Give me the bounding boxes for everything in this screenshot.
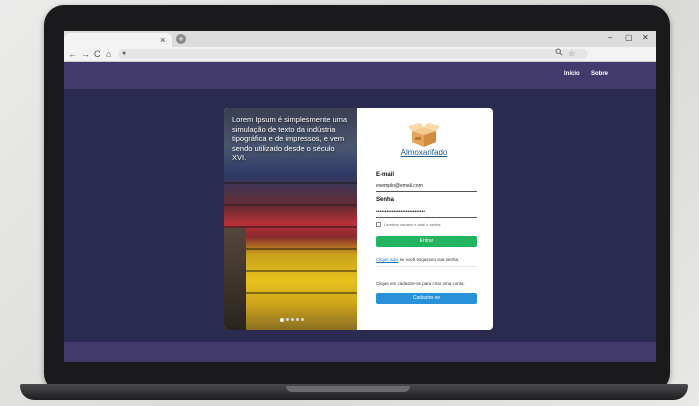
box-logo-icon	[408, 123, 440, 147]
browser-tab-bar: × + – ▢ ✕	[64, 31, 656, 47]
carousel-dot[interactable]	[286, 318, 289, 321]
carousel-dot[interactable]	[296, 318, 299, 321]
laptop-notch	[286, 386, 410, 392]
browser-toolbar: ← → C ⌂ ● ☆	[64, 47, 656, 62]
shelf-line	[224, 182, 357, 184]
brand-title: Almoxarifado	[400, 148, 448, 157]
star-icon[interactable]: ☆	[568, 48, 575, 60]
nav-link-sobre[interactable]: Sobre	[591, 71, 608, 77]
carousel-dot[interactable]	[280, 317, 284, 322]
reload-icon[interactable]: C	[94, 48, 101, 60]
checkbox-icon[interactable]	[376, 222, 381, 228]
back-icon[interactable]: ←	[68, 48, 77, 60]
login-card: Lorem Ipsum é simplesmente uma simulação…	[224, 108, 493, 330]
carousel-caption: Lorem Ipsum é simplesmente uma simulação…	[232, 115, 348, 162]
register-hint: Clique em cadastre-se para criar uma con…	[376, 281, 465, 286]
site-footer	[64, 342, 656, 362]
password-label: Senha	[376, 197, 395, 203]
aisle-floor	[224, 228, 246, 330]
home-icon[interactable]: ⌂	[106, 48, 111, 60]
email-label: E-mail	[376, 172, 395, 178]
laptop-screen: × + – ▢ ✕ ← → C ⌂ ● ☆ Início Sobre Lorem…	[64, 31, 656, 362]
divider	[376, 266, 477, 267]
new-tab-button[interactable]: +	[176, 34, 186, 44]
search-icon[interactable]	[555, 48, 563, 60]
close-window-icon[interactable]: ✕	[642, 33, 649, 43]
forward-icon[interactable]: →	[81, 48, 90, 60]
address-bar[interactable]: ●	[118, 49, 588, 59]
register-button[interactable]: Cadastre-se	[376, 293, 477, 304]
site-header: Início Sobre	[64, 62, 656, 89]
carousel-dot[interactable]	[301, 318, 304, 321]
forgot-password-link[interactable]: Clique aqui	[376, 257, 399, 262]
nav-link-inicio[interactable]: Início	[564, 71, 580, 77]
password-field[interactable]: ••••••••••••••••••••••••••••	[376, 208, 477, 218]
carousel-dot[interactable]	[291, 318, 294, 321]
login-button[interactable]: Entrar	[376, 236, 477, 247]
forgot-password-text: Clique aqui se você esqueceu sua senha.	[376, 257, 459, 262]
forgot-password-tail: se você esqueceu sua senha.	[398, 257, 460, 262]
minimize-icon[interactable]: –	[608, 33, 612, 43]
browser-tab[interactable]: ×	[64, 33, 172, 47]
shelf-line	[224, 204, 357, 206]
warehouse-photo: Lorem Ipsum é simplesmente uma simulação…	[224, 108, 357, 330]
email-field[interactable]: exemplo@email.com	[376, 182, 477, 192]
close-tab-icon[interactable]: ×	[160, 35, 165, 45]
maximize-icon[interactable]: ▢	[625, 33, 633, 43]
remember-label: Lembrar usuário e-mail e senha	[384, 222, 441, 227]
lock-icon: ●	[122, 50, 127, 57]
remember-checkbox[interactable]: Lembrar usuário e-mail e senha	[376, 222, 441, 228]
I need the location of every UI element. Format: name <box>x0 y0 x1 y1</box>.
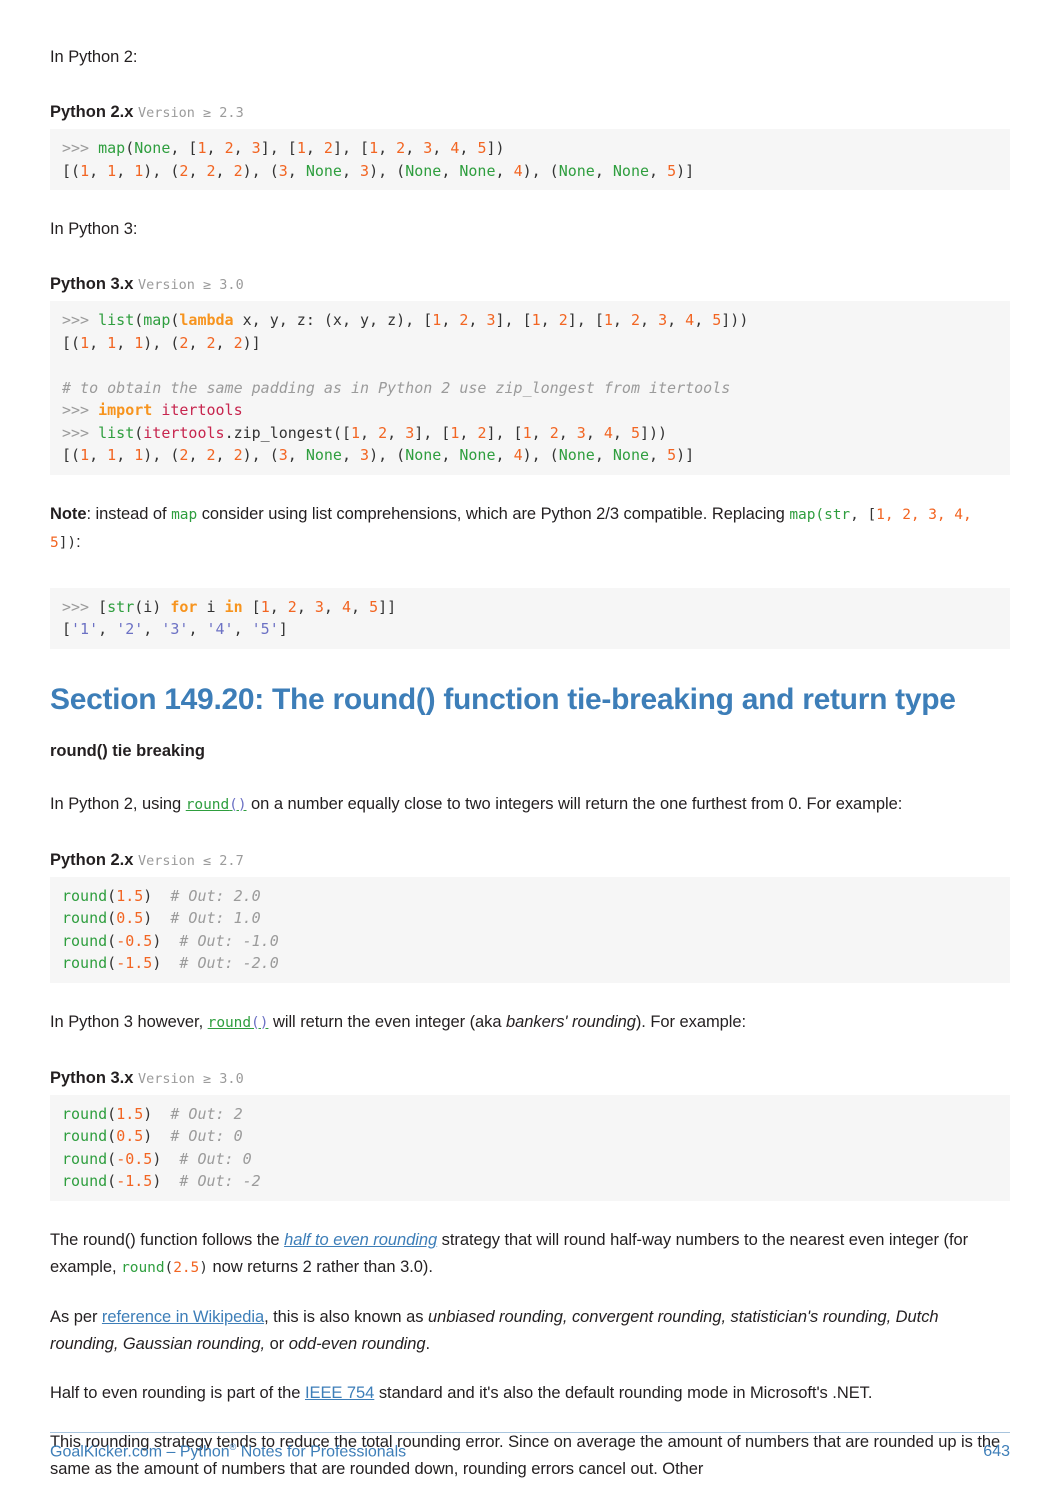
version-value: Version ≥ 3.0 <box>138 277 244 293</box>
version-value: Version ≤ 2.7 <box>138 852 244 869</box>
text-3: or <box>265 1334 289 1353</box>
note-label: Note <box>50 504 87 523</box>
footer-page-number: 643 <box>983 1443 1010 1461</box>
subheading-round-tie-breaking: round() tie breaking <box>50 741 205 760</box>
version-name: Python 3.x <box>50 275 134 293</box>
link-parens: () <box>251 1014 269 1031</box>
code-line: round(-1.5) # Out: -2 <box>62 1172 261 1190</box>
intro-python2-label: In Python 2: <box>50 48 138 66</box>
version-name: Python 2.x <box>50 850 134 869</box>
version-label-py2-map: Python 2.x Version ≥ 2.3 <box>50 101 1010 124</box>
wikipedia-paragraph: As per reference in Wikipedia, this is a… <box>50 1304 1010 1358</box>
footer-divider <box>50 1432 1010 1433</box>
note-text-1: : instead of <box>86 504 172 523</box>
code-line: round(-0.5) # Out: 0 <box>62 1149 252 1168</box>
link-label: round <box>207 1014 252 1031</box>
half-to-even-paragraph: The round() function follows the half to… <box>50 1227 1010 1282</box>
text-2: standard and it's also the default round… <box>374 1383 873 1402</box>
inline-code-open-paren: ( <box>164 1259 174 1276</box>
note-text-3: : <box>76 532 81 551</box>
code-block-listcomp: >>> [str(i) for i in [1, 2, 3, 4, 5]] ['1… <box>50 587 1010 649</box>
text-1: In Python 3 however, <box>50 1012 208 1031</box>
version-name: Python 3.x <box>50 1068 134 1087</box>
version-label-py3-round: Python 3.x Version ≥ 3.0 <box>50 1067 1010 1090</box>
text-2: , this is also known as <box>264 1307 428 1326</box>
code-block-round-python3: round(1.5) # Out: 2 round(0.5) # Out: 0 ro… <box>50 1094 1010 1201</box>
round-python2-paragraph: In Python 2, using round() on a number e… <box>50 791 1010 819</box>
code-line: round(1.5) # Out: 2 <box>62 1104 243 1123</box>
inline-code-map-call: map( <box>789 506 825 523</box>
code-line: >>> list(itertools.zip_longest([1, 2, 3]… <box>62 423 668 442</box>
text-1: As per <box>50 1307 102 1326</box>
code-line: >>> list(map(lambda x, y, z: (x, y, z), … <box>62 311 749 329</box>
version-label-py3-map: Python 3.x Version ≥ 3.0 <box>50 273 1010 296</box>
document-page: In Python 2: Python 2.x Version ≥ 2.3 >>… <box>0 0 1060 1500</box>
page-content: In Python 2: Python 2.x Version ≥ 2.3 >>… <box>50 44 1010 1483</box>
text-2: on a number equally close to two integer… <box>246 794 903 813</box>
round-python3-paragraph: In Python 3 however, round() will return… <box>50 1009 1010 1037</box>
inline-code-map: map <box>171 506 198 523</box>
text-4: . <box>425 1334 431 1353</box>
note-paragraph: Note: instead of map consider using list… <box>50 501 1010 557</box>
code-line: ['1', '2', '3', '4', '5'] <box>62 620 288 638</box>
footer-title-prefix: GoalKicker.com – Python <box>50 1443 230 1461</box>
page-footer: GoalKicker.com – Python® Notes for Profe… <box>50 1432 1010 1461</box>
text-3: now returns 2 rather than 3.0). <box>207 1257 433 1276</box>
code-line: >>> import itertools <box>62 401 243 419</box>
code-line: [(1, 1, 1), (2, 2, 2)] <box>62 333 261 352</box>
version-label-py2-round: Python 2.x Version ≤ 2.7 <box>50 849 1010 872</box>
code-line: [(1, 1, 1), (2, 2, 2), (3, None, 3), (No… <box>62 161 695 180</box>
code-block-round-python2: round(1.5) # Out: 2.0 round(0.5) # Out: 1… <box>50 876 1010 983</box>
code-line: >>> map(None, [1, 2, 3], [1, 2], [1, 2, … <box>62 139 505 157</box>
inline-code-value: 2.5 <box>173 1259 200 1276</box>
code-line: round(0.5) # Out: 1.0 <box>62 909 261 927</box>
note-text-2: consider using list comprehensions, whic… <box>197 504 790 523</box>
text-1: The round() function follows the <box>50 1230 285 1249</box>
section-heading: Section 149.20: The round() function tie… <box>50 682 956 716</box>
text-3: ). For example: <box>635 1012 747 1031</box>
code-line: round(0.5) # Out: 0 <box>62 1127 243 1145</box>
text-1: Half to even rounding is part of the <box>50 1383 305 1402</box>
version-name: Python 2.x <box>50 103 134 121</box>
code-line: round(1.5) # Out: 2.0 <box>62 886 261 905</box>
inline-code-str: str <box>824 506 851 523</box>
code-line: [(1, 1, 1), (2, 2, 2), (3, None, 3), (No… <box>62 446 695 464</box>
link-round-py2[interactable]: round() <box>186 797 247 813</box>
italic-bankers-rounding: bankers' rounding <box>506 1012 636 1031</box>
link-reference-in-wikipedia[interactable]: reference in Wikipedia <box>102 1308 264 1326</box>
version-value: Version ≥ 2.3 <box>138 105 244 121</box>
link-ieee-754[interactable]: IEEE 754 <box>305 1384 374 1402</box>
link-label: round <box>185 796 230 813</box>
code-line-comment: # to obtain the same padding as in Pytho… <box>62 377 1010 400</box>
link-round-py3[interactable]: round() <box>208 1015 269 1031</box>
code-line: >>> [str(i) for i in [1, 2, 3, 4, 5]] <box>62 597 397 616</box>
footer-title: GoalKicker.com – Python® Notes for Profe… <box>50 1442 406 1461</box>
code-line: round(-0.5) # Out: -1.0 <box>62 931 279 950</box>
inline-code-round: round <box>121 1259 165 1276</box>
code-block-map-python3: >>> list(map(lambda x, y, z: (x, y, z), … <box>50 301 1010 475</box>
code-comment: # to obtain the same padding as in Pytho… <box>62 378 731 397</box>
link-parens: () <box>229 796 247 813</box>
inline-code-close-paren: ) <box>199 1259 208 1276</box>
text-1: In Python 2, using <box>50 794 186 813</box>
version-value: Version ≥ 3.0 <box>138 1070 244 1087</box>
italic-odd-even-rounding: odd-even rounding <box>288 1334 426 1353</box>
footer-row: GoalKicker.com – Python® Notes for Profe… <box>50 1442 1010 1461</box>
inline-code-rest: , [ <box>850 506 877 523</box>
intro-python3-label: In Python 3: <box>50 220 138 238</box>
code-block-map-python2: >>> map(None, [1, 2, 3], [1, 2], [1, 2, … <box>50 129 1010 190</box>
footer-title-suffix: Notes for Professionals <box>236 1443 407 1461</box>
text-2: will return the even integer (aka <box>268 1012 507 1031</box>
code-line: round(-1.5) # Out: -2.0 <box>62 954 279 972</box>
inline-code-close: ]) <box>58 534 77 551</box>
link-half-to-even-rounding[interactable]: half to even rounding <box>284 1231 437 1249</box>
ieee-paragraph: Half to even rounding is part of the IEE… <box>50 1380 1010 1407</box>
****
EXERCISE AIM >>
Arrange the lines of the material above as a Markdown table with the columns Row and Line. Start at the line containing "123, 440, 147]" and continue up to and including the line containing "71, 608, 77]", numbering each row and omitting any blank lines.

WRITTEN ANSWER >>
| Row | Line |
|---|---|
| 1 | box-logo-icon	[408, 123, 440, 147] |
| 2 | browser-tab-bar: × + – ▢ ✕	[64, 31, 656, 47] |
| 3 | carousel-dot[interactable]	[286, 318, 289, 321] |
| 4 | carousel-dot[interactable]	[296, 318, 299, 321] |
| 5 | laptop-notch	[286, 386, 410, 392] |
| 6 | browser-toolbar: ← → C ⌂ ● ☆	[64, 47, 656, 62] |
| 7 | shelf-line	[224, 182, 357, 184] |
| 8 | brand-title: Almoxarifado	[400, 148, 448, 157] |
| 9 | star-icon[interactable]: ☆	[568, 48, 575, 60] |
| 10 | nav-link-sobre[interactable]: Sobre	[591, 71, 608, 77] |